[Begin Exercise data]

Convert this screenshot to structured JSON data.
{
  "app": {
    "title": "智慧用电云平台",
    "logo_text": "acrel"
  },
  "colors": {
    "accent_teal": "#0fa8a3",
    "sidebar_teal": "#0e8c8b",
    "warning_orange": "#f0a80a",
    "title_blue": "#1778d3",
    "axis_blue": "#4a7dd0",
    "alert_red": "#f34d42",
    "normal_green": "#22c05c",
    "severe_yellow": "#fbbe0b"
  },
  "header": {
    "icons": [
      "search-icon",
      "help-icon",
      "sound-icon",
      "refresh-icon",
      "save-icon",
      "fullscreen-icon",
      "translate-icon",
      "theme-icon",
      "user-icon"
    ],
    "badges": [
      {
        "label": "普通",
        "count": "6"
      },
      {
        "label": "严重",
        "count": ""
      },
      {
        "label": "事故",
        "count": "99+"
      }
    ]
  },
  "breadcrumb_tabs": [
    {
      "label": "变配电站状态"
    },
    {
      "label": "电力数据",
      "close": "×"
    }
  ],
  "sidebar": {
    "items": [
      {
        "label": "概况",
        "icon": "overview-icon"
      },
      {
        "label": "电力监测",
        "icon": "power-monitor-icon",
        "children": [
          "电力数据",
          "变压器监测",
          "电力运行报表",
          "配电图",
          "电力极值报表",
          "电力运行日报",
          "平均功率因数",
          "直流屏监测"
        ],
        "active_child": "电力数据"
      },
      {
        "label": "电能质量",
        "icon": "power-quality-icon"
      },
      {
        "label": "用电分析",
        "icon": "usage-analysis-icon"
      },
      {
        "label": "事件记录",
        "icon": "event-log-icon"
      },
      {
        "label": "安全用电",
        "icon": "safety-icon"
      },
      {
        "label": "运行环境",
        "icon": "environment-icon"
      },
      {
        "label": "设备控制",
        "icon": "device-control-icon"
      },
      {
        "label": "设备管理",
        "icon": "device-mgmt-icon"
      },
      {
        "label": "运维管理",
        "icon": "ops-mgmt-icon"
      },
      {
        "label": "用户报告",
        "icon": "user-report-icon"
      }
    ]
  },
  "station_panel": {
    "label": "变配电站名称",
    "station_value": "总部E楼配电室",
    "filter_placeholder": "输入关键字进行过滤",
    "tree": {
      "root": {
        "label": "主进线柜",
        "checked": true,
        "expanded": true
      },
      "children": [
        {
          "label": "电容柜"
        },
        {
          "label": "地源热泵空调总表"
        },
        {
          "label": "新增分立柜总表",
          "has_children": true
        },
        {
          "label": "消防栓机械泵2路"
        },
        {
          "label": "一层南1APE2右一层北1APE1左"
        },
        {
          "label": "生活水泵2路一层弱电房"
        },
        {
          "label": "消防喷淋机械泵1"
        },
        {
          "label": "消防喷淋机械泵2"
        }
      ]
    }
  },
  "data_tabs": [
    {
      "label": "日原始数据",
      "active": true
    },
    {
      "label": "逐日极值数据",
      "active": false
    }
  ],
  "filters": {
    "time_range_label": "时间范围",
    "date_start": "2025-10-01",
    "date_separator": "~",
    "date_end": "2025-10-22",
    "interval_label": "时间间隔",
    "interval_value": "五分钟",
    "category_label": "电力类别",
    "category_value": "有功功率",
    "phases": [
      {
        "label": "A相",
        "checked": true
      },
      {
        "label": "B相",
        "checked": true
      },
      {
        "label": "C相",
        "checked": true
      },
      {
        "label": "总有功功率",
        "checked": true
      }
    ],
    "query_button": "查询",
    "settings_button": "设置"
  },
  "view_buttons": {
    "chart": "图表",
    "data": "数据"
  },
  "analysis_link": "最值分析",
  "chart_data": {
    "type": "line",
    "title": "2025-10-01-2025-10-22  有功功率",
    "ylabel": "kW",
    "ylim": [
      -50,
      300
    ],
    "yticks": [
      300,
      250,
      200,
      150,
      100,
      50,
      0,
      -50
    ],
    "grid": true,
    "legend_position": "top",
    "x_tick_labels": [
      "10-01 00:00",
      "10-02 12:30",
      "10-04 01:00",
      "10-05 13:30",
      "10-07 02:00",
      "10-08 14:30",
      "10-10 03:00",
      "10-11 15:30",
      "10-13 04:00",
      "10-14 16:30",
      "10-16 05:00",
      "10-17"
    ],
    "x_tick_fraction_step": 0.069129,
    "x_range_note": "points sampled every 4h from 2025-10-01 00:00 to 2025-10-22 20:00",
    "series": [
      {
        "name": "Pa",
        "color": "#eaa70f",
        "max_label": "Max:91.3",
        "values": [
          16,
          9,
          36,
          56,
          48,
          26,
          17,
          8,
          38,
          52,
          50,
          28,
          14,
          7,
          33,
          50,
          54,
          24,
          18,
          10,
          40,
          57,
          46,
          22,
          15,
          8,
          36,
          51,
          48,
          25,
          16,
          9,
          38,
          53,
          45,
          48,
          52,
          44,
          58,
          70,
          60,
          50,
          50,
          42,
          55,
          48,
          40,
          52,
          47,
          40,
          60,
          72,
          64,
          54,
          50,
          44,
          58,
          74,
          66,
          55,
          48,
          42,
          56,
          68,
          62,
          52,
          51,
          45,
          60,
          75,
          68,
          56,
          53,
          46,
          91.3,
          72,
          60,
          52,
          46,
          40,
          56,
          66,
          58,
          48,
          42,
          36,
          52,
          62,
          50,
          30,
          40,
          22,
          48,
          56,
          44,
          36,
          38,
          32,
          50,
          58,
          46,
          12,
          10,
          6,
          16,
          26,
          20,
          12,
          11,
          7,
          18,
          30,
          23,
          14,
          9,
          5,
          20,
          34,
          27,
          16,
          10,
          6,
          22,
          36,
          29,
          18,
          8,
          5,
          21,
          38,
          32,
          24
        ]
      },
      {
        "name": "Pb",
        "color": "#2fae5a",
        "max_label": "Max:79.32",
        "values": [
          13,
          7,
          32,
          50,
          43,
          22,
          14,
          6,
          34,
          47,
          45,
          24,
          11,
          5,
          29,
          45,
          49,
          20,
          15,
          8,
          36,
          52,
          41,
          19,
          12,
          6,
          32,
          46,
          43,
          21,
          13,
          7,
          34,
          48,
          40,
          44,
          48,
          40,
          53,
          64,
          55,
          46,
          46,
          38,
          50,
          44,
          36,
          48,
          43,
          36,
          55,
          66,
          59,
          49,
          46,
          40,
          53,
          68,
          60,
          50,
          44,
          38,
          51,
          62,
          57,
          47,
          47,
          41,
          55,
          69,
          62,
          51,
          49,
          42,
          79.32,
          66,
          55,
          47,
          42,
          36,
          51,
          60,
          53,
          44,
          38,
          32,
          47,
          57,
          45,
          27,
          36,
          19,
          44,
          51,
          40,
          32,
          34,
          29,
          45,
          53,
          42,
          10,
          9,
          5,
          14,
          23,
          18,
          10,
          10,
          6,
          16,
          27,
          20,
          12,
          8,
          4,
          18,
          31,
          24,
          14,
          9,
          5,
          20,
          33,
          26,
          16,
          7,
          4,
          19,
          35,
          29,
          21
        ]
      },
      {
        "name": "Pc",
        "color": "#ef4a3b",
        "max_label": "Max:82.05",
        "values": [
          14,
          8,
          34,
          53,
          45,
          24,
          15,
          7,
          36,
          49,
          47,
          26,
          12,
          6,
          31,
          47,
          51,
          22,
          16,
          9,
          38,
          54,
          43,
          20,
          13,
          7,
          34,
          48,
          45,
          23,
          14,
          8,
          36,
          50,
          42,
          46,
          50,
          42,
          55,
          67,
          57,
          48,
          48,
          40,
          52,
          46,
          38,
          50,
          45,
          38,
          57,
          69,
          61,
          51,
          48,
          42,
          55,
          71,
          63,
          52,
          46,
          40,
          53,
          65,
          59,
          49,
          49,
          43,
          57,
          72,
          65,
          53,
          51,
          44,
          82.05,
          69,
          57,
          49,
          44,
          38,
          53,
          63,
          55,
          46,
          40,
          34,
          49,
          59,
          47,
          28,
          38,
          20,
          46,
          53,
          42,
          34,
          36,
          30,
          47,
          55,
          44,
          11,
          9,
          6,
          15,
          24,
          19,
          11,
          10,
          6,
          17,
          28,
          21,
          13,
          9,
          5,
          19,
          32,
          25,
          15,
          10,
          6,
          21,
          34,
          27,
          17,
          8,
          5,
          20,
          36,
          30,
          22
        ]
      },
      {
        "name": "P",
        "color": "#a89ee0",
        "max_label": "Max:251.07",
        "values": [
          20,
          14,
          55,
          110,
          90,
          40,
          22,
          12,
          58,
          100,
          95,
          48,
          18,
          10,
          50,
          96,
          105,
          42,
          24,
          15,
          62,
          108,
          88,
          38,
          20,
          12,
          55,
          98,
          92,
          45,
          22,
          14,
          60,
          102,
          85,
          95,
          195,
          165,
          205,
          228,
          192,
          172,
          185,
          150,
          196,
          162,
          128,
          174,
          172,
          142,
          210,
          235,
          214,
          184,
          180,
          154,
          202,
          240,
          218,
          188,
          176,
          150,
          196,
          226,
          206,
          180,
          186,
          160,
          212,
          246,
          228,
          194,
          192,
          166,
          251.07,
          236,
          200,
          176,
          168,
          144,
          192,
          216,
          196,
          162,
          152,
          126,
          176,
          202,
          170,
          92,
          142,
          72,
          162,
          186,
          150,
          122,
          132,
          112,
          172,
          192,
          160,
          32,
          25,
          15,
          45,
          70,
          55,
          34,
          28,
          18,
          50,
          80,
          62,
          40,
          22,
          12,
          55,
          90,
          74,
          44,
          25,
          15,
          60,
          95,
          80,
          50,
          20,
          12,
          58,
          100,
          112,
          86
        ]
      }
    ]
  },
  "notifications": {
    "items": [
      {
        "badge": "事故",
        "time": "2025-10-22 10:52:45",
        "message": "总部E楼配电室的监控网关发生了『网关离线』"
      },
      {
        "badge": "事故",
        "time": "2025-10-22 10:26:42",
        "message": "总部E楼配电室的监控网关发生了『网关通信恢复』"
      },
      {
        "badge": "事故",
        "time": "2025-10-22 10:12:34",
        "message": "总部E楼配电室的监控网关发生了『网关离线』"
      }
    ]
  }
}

[End Exercise data]

Scan the entries above for the word "mgmt" and collect each line holding it.

        "icon": "device-mgmt-icon"
        "icon": "ops-mgmt-icon"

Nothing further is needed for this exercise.